+++ Records to use

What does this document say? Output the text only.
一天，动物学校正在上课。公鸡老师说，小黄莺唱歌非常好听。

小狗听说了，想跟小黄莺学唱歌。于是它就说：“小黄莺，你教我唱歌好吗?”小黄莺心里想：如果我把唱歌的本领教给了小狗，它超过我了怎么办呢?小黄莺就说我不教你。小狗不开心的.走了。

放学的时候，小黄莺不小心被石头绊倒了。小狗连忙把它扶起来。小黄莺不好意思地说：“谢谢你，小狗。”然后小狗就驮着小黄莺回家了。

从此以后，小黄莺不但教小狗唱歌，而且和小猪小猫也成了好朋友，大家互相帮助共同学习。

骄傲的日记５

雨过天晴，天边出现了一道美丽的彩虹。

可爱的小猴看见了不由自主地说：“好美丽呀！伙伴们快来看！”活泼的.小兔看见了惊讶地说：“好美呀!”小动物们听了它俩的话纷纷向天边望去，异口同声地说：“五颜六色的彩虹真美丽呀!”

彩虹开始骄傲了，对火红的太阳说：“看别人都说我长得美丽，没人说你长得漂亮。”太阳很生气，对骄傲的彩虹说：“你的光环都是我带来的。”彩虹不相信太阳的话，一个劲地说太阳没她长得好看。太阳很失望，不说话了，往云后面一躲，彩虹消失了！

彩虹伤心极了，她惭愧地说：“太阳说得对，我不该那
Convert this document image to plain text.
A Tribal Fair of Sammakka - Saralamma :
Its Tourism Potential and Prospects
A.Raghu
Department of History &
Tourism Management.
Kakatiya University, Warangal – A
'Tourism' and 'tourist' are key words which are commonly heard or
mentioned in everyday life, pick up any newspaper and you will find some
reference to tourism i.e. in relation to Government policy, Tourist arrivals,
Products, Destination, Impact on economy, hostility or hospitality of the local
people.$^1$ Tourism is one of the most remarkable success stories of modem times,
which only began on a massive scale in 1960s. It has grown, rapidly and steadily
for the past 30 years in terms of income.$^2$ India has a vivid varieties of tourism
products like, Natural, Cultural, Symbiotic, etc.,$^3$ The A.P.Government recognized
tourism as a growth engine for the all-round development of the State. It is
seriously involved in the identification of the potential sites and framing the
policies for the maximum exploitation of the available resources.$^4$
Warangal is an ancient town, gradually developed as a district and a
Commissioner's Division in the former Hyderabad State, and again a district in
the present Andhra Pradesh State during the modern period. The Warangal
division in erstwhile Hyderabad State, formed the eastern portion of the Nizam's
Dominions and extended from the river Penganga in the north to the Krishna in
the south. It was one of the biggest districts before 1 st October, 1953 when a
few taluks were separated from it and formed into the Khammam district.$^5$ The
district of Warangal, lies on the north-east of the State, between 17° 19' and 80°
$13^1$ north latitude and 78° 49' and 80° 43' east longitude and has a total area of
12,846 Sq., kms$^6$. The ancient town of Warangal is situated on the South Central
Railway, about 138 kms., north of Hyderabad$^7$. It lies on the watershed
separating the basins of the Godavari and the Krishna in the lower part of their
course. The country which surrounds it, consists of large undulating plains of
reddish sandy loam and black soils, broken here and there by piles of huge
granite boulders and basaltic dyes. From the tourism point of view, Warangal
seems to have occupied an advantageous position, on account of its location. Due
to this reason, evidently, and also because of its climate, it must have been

++++++

Directions for this task – Say how many lines include the word "lies"; reply with the number alone.

Full response – 2